EXERCISE GOAL — Each line that holds the word "from" counts once; give the total number of such lines and nothing else.

MATERIAL SHOWN —
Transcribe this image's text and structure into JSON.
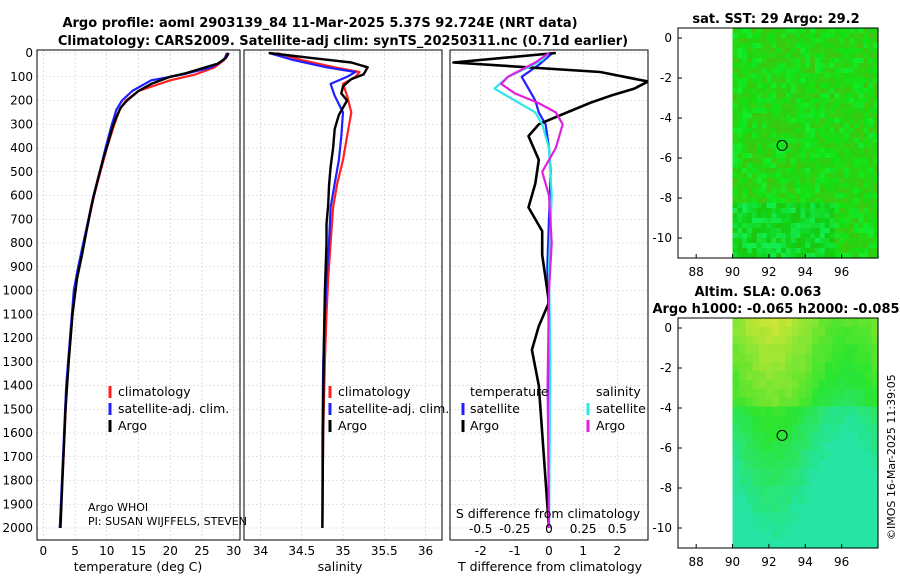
{
  "title": {
    "line1": "Argo profile: aoml 2903139_84 11-Mar-2025 5.37S 92.724E (NRT data)",
    "line2": "Climatology: CARS2009. Satellite-adj clim: synTS_20250311.nc (0.71d earlier)"
  },
  "colors": {
    "climatology": "#ff2020",
    "satellite_adj": "#2020ff",
    "argo": "#000000",
    "sat_temp": "#2ee8e8",
    "argo_sal": "#e020e0"
  },
  "credit": {
    "source": "Argo WHOI",
    "pi": "PI: SUSAN WIJFFELS, STEVEN"
  },
  "stamp": "©IMOS 16-Mar-2025 11:39:05",
  "chart_data": [
    {
      "type": "line",
      "name": "temperature-profile",
      "xlabel": "temperature (deg C)",
      "ylabel": "",
      "xlim": [
        -1,
        31
      ],
      "ylim": [
        2050,
        0
      ],
      "xticks": [
        0,
        5,
        10,
        15,
        20,
        25,
        30
      ],
      "yticks": [
        0,
        100,
        200,
        300,
        400,
        500,
        600,
        700,
        800,
        900,
        1000,
        1100,
        1200,
        1300,
        1400,
        1500,
        1600,
        1700,
        1800,
        1900,
        2000
      ],
      "legend": [
        "climatology",
        "satellite-adj. clim.",
        "Argo"
      ],
      "series": [
        {
          "name": "climatology",
          "x": [
            28.9,
            28.5,
            27,
            24,
            20,
            15,
            13,
            12,
            11.2,
            10,
            9,
            8,
            7.2,
            6.4,
            5.6,
            4.9,
            4.3,
            3.7,
            3.2,
            2.6
          ],
          "y": [
            0,
            30,
            60,
            90,
            115,
            160,
            200,
            240,
            300,
            400,
            500,
            600,
            700,
            800,
            900,
            1000,
            1200,
            1400,
            1700,
            2000
          ]
        },
        {
          "name": "satellite-adj. clim.",
          "x": [
            29.1,
            28.4,
            26.5,
            22,
            17,
            14,
            12.4,
            11.5,
            10.8,
            9.8,
            8.9,
            7.9,
            7.1,
            6.3,
            5.5,
            4.8,
            4.2,
            3.6,
            3.1,
            2.6
          ],
          "y": [
            0,
            30,
            60,
            90,
            115,
            160,
            200,
            240,
            300,
            400,
            500,
            600,
            700,
            800,
            900,
            1000,
            1200,
            1400,
            1700,
            2000
          ]
        },
        {
          "name": "Argo",
          "x": [
            29.2,
            28.8,
            27.5,
            25,
            22.5,
            20,
            17,
            15,
            13.2,
            12.2,
            11.5,
            10.8,
            10.2,
            9.4,
            8.6,
            7.6,
            6.8,
            6.1,
            5.3,
            4.6,
            4.0,
            3.5,
            3.0,
            2.7
          ],
          "y": [
            0,
            20,
            45,
            65,
            85,
            100,
            130,
            160,
            200,
            230,
            270,
            320,
            380,
            450,
            530,
            640,
            750,
            850,
            950,
            1100,
            1300,
            1500,
            1800,
            2000
          ]
        }
      ]
    },
    {
      "type": "line",
      "name": "salinity-profile",
      "xlabel": "salinity",
      "xlim": [
        33.8,
        36.2
      ],
      "ylim": [
        2050,
        0
      ],
      "xticks": [
        34,
        34.5,
        35,
        35.5,
        36
      ],
      "legend": [
        "climatology",
        "satellite-adj. clim.",
        "Argo"
      ],
      "series": [
        {
          "name": "climatology",
          "x": [
            34.2,
            34.5,
            34.9,
            35.2,
            35.15,
            35.0,
            35.05,
            35.1,
            35.05,
            35.0,
            34.93,
            34.88,
            34.85,
            34.82,
            34.8,
            34.78,
            34.76,
            34.75
          ],
          "y": [
            0,
            30,
            60,
            80,
            100,
            130,
            180,
            250,
            350,
            450,
            550,
            650,
            800,
            950,
            1100,
            1300,
            1600,
            2000
          ]
        },
        {
          "name": "satellite-adj. clim.",
          "x": [
            34.1,
            34.4,
            34.8,
            35.15,
            35.05,
            34.85,
            34.9,
            35.0,
            34.98,
            34.95,
            34.9,
            34.85,
            34.83,
            34.8,
            34.78,
            34.76,
            34.75,
            34.75
          ],
          "y": [
            0,
            30,
            60,
            80,
            100,
            130,
            180,
            250,
            350,
            450,
            550,
            650,
            800,
            950,
            1100,
            1300,
            1600,
            2000
          ]
        },
        {
          "name": "Argo",
          "x": [
            34.1,
            34.6,
            35.1,
            35.3,
            35.25,
            35.1,
            35.0,
            34.98,
            35.05,
            34.95,
            34.9,
            34.88,
            34.85,
            34.83,
            34.82,
            34.8,
            34.8,
            34.79,
            34.78,
            34.77,
            34.76,
            34.75
          ],
          "y": [
            0,
            20,
            40,
            60,
            90,
            110,
            140,
            170,
            200,
            260,
            320,
            400,
            480,
            560,
            640,
            720,
            800,
            900,
            1000,
            1200,
            1500,
            2000
          ]
        }
      ]
    },
    {
      "type": "line",
      "name": "difference-profile",
      "xlabel": "T difference from climatology",
      "xlabel_top": "S difference from climatology",
      "xlim": [
        -2.9,
        2.9
      ],
      "ylim": [
        2050,
        0
      ],
      "xticks": [
        -2,
        -1,
        0,
        1,
        2
      ],
      "sticks": [
        "-0.5",
        "-0.25",
        "0",
        "0.25",
        "0.5"
      ],
      "legend_titles": [
        "temperature",
        "salinity"
      ],
      "legend": [
        "satellite",
        "Argo",
        "satellite",
        "Argo"
      ],
      "series": [
        {
          "name": "temperature satellite",
          "x": [
            0.1,
            -0.3,
            -0.8,
            -0.6,
            -0.4,
            -0.3,
            -0.1,
            0,
            0.05,
            0,
            -0.05,
            0,
            0
          ],
          "y": [
            0,
            50,
            100,
            150,
            200,
            250,
            300,
            400,
            500,
            700,
            900,
            1200,
            2000
          ]
        },
        {
          "name": "temperature Argo",
          "x": [
            0.2,
            -2.8,
            1.5,
            2.9,
            2.5,
            1.8,
            1.2,
            0.7,
            0.2,
            -0.3,
            -0.6,
            -0.3,
            -0.4,
            -0.6,
            -0.2,
            -0.2,
            -0.1,
            0,
            -0.3,
            -0.5,
            -0.3,
            -0.2,
            -0.1,
            0
          ],
          "y": [
            0,
            40,
            80,
            120,
            150,
            180,
            210,
            240,
            270,
            300,
            350,
            450,
            550,
            650,
            750,
            850,
            950,
            1050,
            1150,
            1250,
            1400,
            1600,
            1800,
            2000
          ]
        },
        {
          "name": "salinity satellite",
          "sx": [
            0,
            -0.05,
            -0.15,
            -0.3,
            -0.4,
            -0.25,
            -0.1,
            -0.05,
            0,
            0.02,
            0,
            0.01,
            0
          ],
          "y": [
            0,
            30,
            60,
            100,
            150,
            200,
            250,
            300,
            400,
            600,
            900,
            1300,
            2000
          ]
        },
        {
          "name": "salinity Argo",
          "sx": [
            0,
            -0.1,
            -0.2,
            -0.3,
            -0.35,
            -0.25,
            -0.08,
            0.05,
            0.1,
            0.05,
            -0.05,
            0,
            0.02,
            0,
            -0.01,
            0
          ],
          "y": [
            0,
            40,
            70,
            100,
            130,
            170,
            210,
            250,
            300,
            400,
            500,
            600,
            800,
            1000,
            1400,
            2000
          ]
        }
      ]
    },
    {
      "type": "heatmap",
      "name": "sst-map",
      "title": "sat. SST: 29 Argo: 29.2",
      "xticks": [
        88,
        90,
        92,
        94,
        96
      ],
      "yticks": [
        0,
        -2,
        -4,
        -6,
        -8,
        -10
      ],
      "xlim": [
        87,
        98
      ],
      "ylim": [
        -11,
        0.5
      ],
      "argo_position": [
        92.724,
        -5.37
      ]
    },
    {
      "type": "heatmap",
      "name": "sla-map",
      "title": "Altim. SLA: 0.063",
      "subtitle": "Argo h1000: -0.065 h2000: -0.085",
      "xticks": [
        88,
        90,
        92,
        94,
        96
      ],
      "yticks": [
        0,
        -2,
        -4,
        -6,
        -8,
        -10
      ],
      "xlim": [
        87,
        98
      ],
      "ylim": [
        -11,
        0.5
      ],
      "argo_position": [
        92.724,
        -5.37
      ]
    }
  ]
}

IN RESPONSE — 2